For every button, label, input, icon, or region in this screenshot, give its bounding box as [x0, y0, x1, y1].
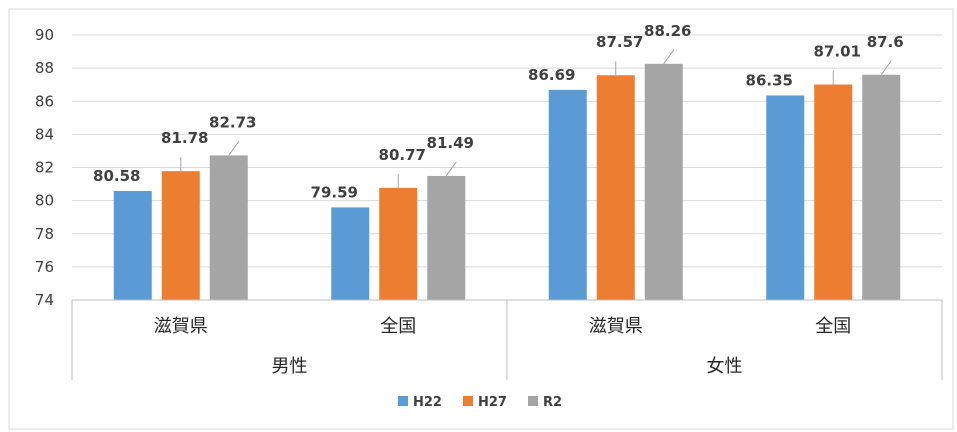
data-label-h22-1: 79.59	[311, 183, 358, 201]
label-leader-r2-0	[228, 141, 240, 156]
y-tick-label-80: 80	[35, 192, 54, 210]
bar-h27-2	[596, 75, 635, 300]
data-label-h27-2: 87.57	[596, 33, 643, 51]
y-tick-label-90: 90	[35, 26, 54, 44]
data-label-r2-3: 87.6	[867, 33, 904, 51]
data-label-r2-1: 81.49	[427, 134, 474, 152]
y-tick-label-84: 84	[35, 125, 54, 143]
legend-label-h22: H22	[413, 395, 442, 410]
data-label-r2-0: 82.73	[209, 113, 256, 131]
x-group-label-0: 男性	[272, 356, 308, 377]
x-category-label-1: 全国	[380, 316, 416, 337]
legend-label-r2: R2	[543, 395, 562, 410]
data-label-h27-0: 81.78	[161, 129, 208, 147]
bar-h22-0	[113, 191, 152, 300]
y-tick-label-88: 88	[35, 59, 54, 77]
y-tick-label-78: 78	[35, 225, 54, 243]
label-leader-r2-3	[880, 60, 892, 76]
bar-r2-2	[644, 63, 683, 300]
data-label-h22-2: 86.69	[528, 66, 575, 84]
data-label-h27-1: 80.77	[379, 146, 426, 164]
y-axis: 74 76 78 80 82 84 86 88 90	[35, 26, 54, 309]
bar-h22-2	[548, 89, 587, 301]
legend-swatch-r2	[528, 396, 538, 406]
x-group-label-1: 女性	[707, 356, 743, 377]
legend: H22 H27 R2	[398, 395, 562, 410]
bar-h27-0	[161, 171, 200, 300]
bar-h22-1	[331, 207, 370, 300]
label-leader-r2-2	[663, 49, 675, 65]
bar-r2-3	[862, 74, 901, 300]
legend-label-h27: H27	[478, 395, 507, 410]
x-category-label-3: 全国	[815, 316, 851, 337]
data-label-r2-2: 88.26	[644, 22, 691, 40]
bar-h22-3	[766, 95, 805, 300]
data-label-h22-3: 86.35	[746, 71, 793, 89]
x-category-label-2: 滋賀県	[589, 316, 643, 337]
y-tick-label-86: 86	[35, 92, 54, 110]
label-leader-r2-1	[445, 161, 457, 177]
legend-swatch-h27	[463, 396, 473, 406]
bar-r2-0	[209, 155, 248, 300]
data-label-h27-3: 87.01	[814, 43, 861, 61]
x-axis: 男性 女性 滋賀県 全国 滋賀県 全国	[71, 299, 943, 380]
y-tick-label-74: 74	[35, 291, 54, 309]
x-category-label-0: 滋賀県	[154, 316, 208, 337]
y-tick-label-76: 76	[35, 258, 54, 276]
legend-swatch-h22	[398, 396, 408, 406]
bars	[113, 63, 901, 301]
y-tick-label-82: 82	[35, 159, 54, 177]
bar-h27-3	[814, 84, 853, 300]
bar-r2-1	[427, 175, 466, 300]
data-label-h22-0: 80.58	[93, 167, 140, 185]
bar-h27-1	[379, 187, 418, 300]
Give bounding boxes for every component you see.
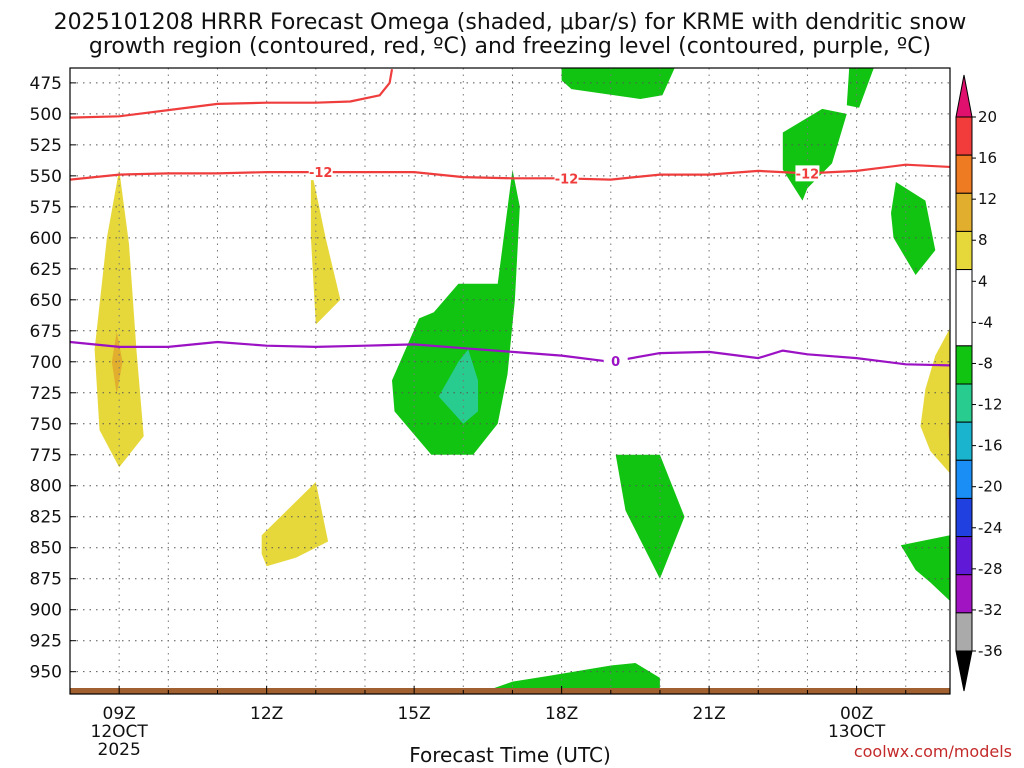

WHAT IS NEEDED => Copy out the lines of the records from the one containing "183, 358, 201]" through the one containing "63, 901, 301]", both ends included.

IN RESPONSE =>
data-label-h22-1: 79.59	[311, 183, 358, 201]
label-leader-r2-0	[228, 141, 240, 156]
y-tick-label-80: 80	[35, 192, 54, 210]
bar-h27-2	[596, 75, 635, 300]
data-label-h27-2: 87.57	[596, 33, 643, 51]
y-tick-label-90: 90	[35, 26, 54, 44]
data-label-r2-3: 87.6	[867, 33, 904, 51]
data-label-r2-1: 81.49	[427, 134, 474, 152]
y-tick-label-84: 84	[35, 125, 54, 143]
legend-label-h22: H22	[413, 395, 442, 410]
data-label-r2-0: 82.73	[209, 113, 256, 131]
x-group-label-0: 男性	[272, 356, 308, 377]
x-category-label-1: 全国	[380, 316, 416, 337]
legend-label-r2: R2	[543, 395, 562, 410]
data-label-h27-0: 81.78	[161, 129, 208, 147]
bar-h22-0	[113, 191, 152, 300]
y-tick-label-88: 88	[35, 59, 54, 77]
y-tick-label-78: 78	[35, 225, 54, 243]
label-leader-r2-3	[880, 60, 892, 76]
bar-r2-2	[644, 63, 683, 300]
data-label-h22-2: 86.69	[528, 66, 575, 84]
data-label-h27-1: 80.77	[379, 146, 426, 164]
y-axis: 74 76 78 80 82 84 86 88 90	[35, 26, 54, 309]
bar-h22-2	[548, 89, 587, 301]
legend-swatch-r2	[528, 396, 538, 406]
x-group-label-1: 女性	[707, 356, 743, 377]
legend: H22 H27 R2	[398, 395, 562, 410]
bar-h27-0	[161, 171, 200, 300]
bar-h22-1	[331, 207, 370, 300]
label-leader-r2-2	[663, 49, 675, 65]
bar-r2-3	[862, 74, 901, 300]
legend-label-h27: H27	[478, 395, 507, 410]
x-category-label-3: 全国	[815, 316, 851, 337]
data-label-r2-2: 88.26	[644, 22, 691, 40]
bar-h22-3	[766, 95, 805, 300]
data-label-h22-3: 86.35	[746, 71, 793, 89]
x-category-label-2: 滋賀県	[589, 316, 643, 337]
y-tick-label-86: 86	[35, 92, 54, 110]
label-leader-r2-1	[445, 161, 457, 177]
legend-swatch-h27	[463, 396, 473, 406]
bar-r2-0	[209, 155, 248, 300]
data-label-h27-3: 87.01	[814, 43, 861, 61]
x-axis: 男性 女性 滋賀県 全国 滋賀県 全国	[71, 299, 943, 380]
y-tick-label-74: 74	[35, 291, 54, 309]
x-category-label-0: 滋賀県	[154, 316, 208, 337]
y-tick-label-76: 76	[35, 258, 54, 276]
legend-swatch-h22	[398, 396, 408, 406]
bars	[113, 63, 901, 301]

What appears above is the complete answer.